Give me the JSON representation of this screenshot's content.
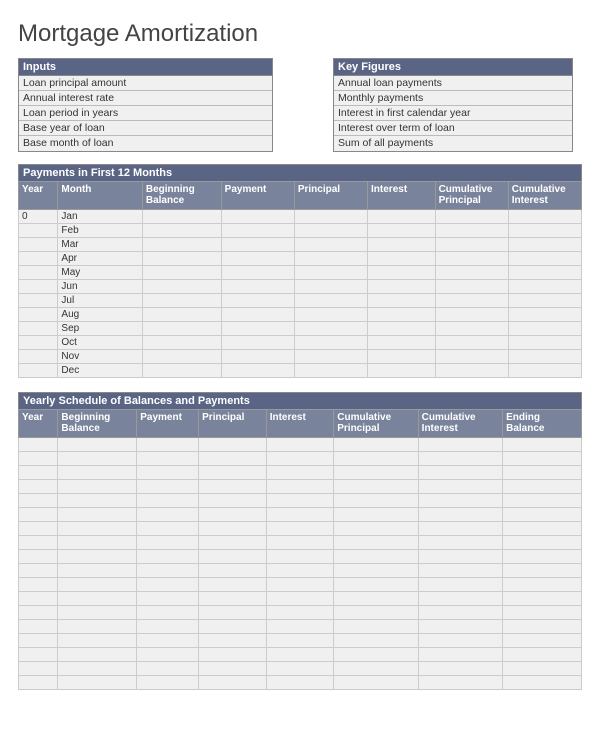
{
  "title": "Mortgage Amortization",
  "inputs": {
    "header": "Inputs",
    "rows": [
      "Loan principal amount",
      "Annual interest rate",
      "Loan period in years",
      "Base year of loan",
      "Base month of loan"
    ]
  },
  "keyFigures": {
    "header": "Key Figures",
    "rows": [
      "Annual loan payments",
      "Monthly payments",
      "Interest in first calendar year",
      "Interest over term of loan",
      "Sum of all payments"
    ]
  },
  "paymentsSection": {
    "header": "Payments in First 12 Months",
    "columns": [
      "Year",
      "Month",
      "Beginning Balance",
      "Payment",
      "Principal",
      "Interest",
      "Cumulative Principal",
      "Cumulative Interest"
    ],
    "rows": [
      {
        "year": "0",
        "month": "Jan"
      },
      {
        "year": "",
        "month": "Feb"
      },
      {
        "year": "",
        "month": "Mar"
      },
      {
        "year": "",
        "month": "Apr"
      },
      {
        "year": "",
        "month": "May"
      },
      {
        "year": "",
        "month": "Jun"
      },
      {
        "year": "",
        "month": "Jul"
      },
      {
        "year": "",
        "month": "Aug"
      },
      {
        "year": "",
        "month": "Sep"
      },
      {
        "year": "",
        "month": "Oct"
      },
      {
        "year": "",
        "month": "Nov"
      },
      {
        "year": "",
        "month": "Dec"
      }
    ]
  },
  "yearlySection": {
    "header": "Yearly Schedule of Balances and Payments",
    "columns": [
      "Year",
      "Beginning Balance",
      "Payment",
      "Principal",
      "Interest",
      "Cumulative Principal",
      "Cumulative Interest",
      "Ending Balance"
    ],
    "rowCount": 18
  }
}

──────────────────────────────

*Written request*
Write out the entries again, exactly as given, skipping any images.

*Result below*
Give me the JSON representation of this screenshot's content.
{
  "title": "Mortgage Amortization",
  "inputs": {
    "header": "Inputs",
    "rows": [
      "Loan principal amount",
      "Annual interest rate",
      "Loan period in years",
      "Base year of loan",
      "Base month of loan"
    ]
  },
  "keyFigures": {
    "header": "Key Figures",
    "rows": [
      "Annual loan payments",
      "Monthly payments",
      "Interest in first calendar year",
      "Interest over term of loan",
      "Sum of all payments"
    ]
  },
  "paymentsSection": {
    "header": "Payments in First 12 Months",
    "columns": [
      "Year",
      "Month",
      "Beginning Balance",
      "Payment",
      "Principal",
      "Interest",
      "Cumulative Principal",
      "Cumulative Interest"
    ],
    "rows": [
      {
        "year": "0",
        "month": "Jan"
      },
      {
        "year": "",
        "month": "Feb"
      },
      {
        "year": "",
        "month": "Mar"
      },
      {
        "year": "",
        "month": "Apr"
      },
      {
        "year": "",
        "month": "May"
      },
      {
        "year": "",
        "month": "Jun"
      },
      {
        "year": "",
        "month": "Jul"
      },
      {
        "year": "",
        "month": "Aug"
      },
      {
        "year": "",
        "month": "Sep"
      },
      {
        "year": "",
        "month": "Oct"
      },
      {
        "year": "",
        "month": "Nov"
      },
      {
        "year": "",
        "month": "Dec"
      }
    ]
  },
  "yearlySection": {
    "header": "Yearly Schedule of Balances and Payments",
    "columns": [
      "Year",
      "Beginning Balance",
      "Payment",
      "Principal",
      "Interest",
      "Cumulative Principal",
      "Cumulative Interest",
      "Ending Balance"
    ],
    "rowCount": 18
  }
}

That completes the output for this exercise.